> _STATED PROBLEM_
Gather each line of the entries below that includes "Positive".

── INFORMATION PROVIDED ──

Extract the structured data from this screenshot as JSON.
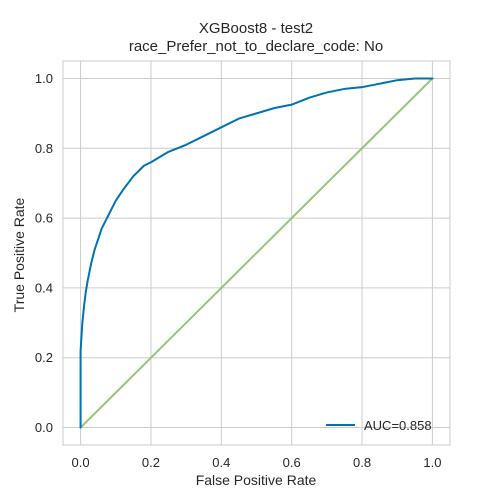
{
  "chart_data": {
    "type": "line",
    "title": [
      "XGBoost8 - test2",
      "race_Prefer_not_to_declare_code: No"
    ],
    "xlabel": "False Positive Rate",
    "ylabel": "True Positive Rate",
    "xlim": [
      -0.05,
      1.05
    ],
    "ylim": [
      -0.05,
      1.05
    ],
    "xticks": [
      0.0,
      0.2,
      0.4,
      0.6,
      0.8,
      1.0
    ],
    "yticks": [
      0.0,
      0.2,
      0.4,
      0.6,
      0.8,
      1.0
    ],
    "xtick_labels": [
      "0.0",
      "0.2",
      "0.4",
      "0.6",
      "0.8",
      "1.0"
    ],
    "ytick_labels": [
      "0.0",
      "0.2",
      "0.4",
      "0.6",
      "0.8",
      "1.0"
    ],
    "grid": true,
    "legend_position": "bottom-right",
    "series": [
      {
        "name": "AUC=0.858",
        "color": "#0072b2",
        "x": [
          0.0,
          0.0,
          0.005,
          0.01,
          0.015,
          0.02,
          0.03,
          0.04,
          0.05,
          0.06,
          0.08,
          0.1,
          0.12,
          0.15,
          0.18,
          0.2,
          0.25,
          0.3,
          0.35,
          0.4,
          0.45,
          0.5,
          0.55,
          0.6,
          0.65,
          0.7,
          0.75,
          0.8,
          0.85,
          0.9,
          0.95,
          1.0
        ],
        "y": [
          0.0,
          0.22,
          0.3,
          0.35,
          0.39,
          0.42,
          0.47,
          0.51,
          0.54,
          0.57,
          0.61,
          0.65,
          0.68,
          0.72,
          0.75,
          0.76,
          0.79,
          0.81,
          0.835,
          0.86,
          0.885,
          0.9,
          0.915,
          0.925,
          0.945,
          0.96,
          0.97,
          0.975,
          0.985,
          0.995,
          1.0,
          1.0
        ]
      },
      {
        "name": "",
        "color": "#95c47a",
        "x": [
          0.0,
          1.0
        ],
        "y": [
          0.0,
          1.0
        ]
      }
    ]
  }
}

───

> _WRITTEN REPLY_
    "xlabel": "False Positive Rate",
    "ylabel": "True Positive Rate",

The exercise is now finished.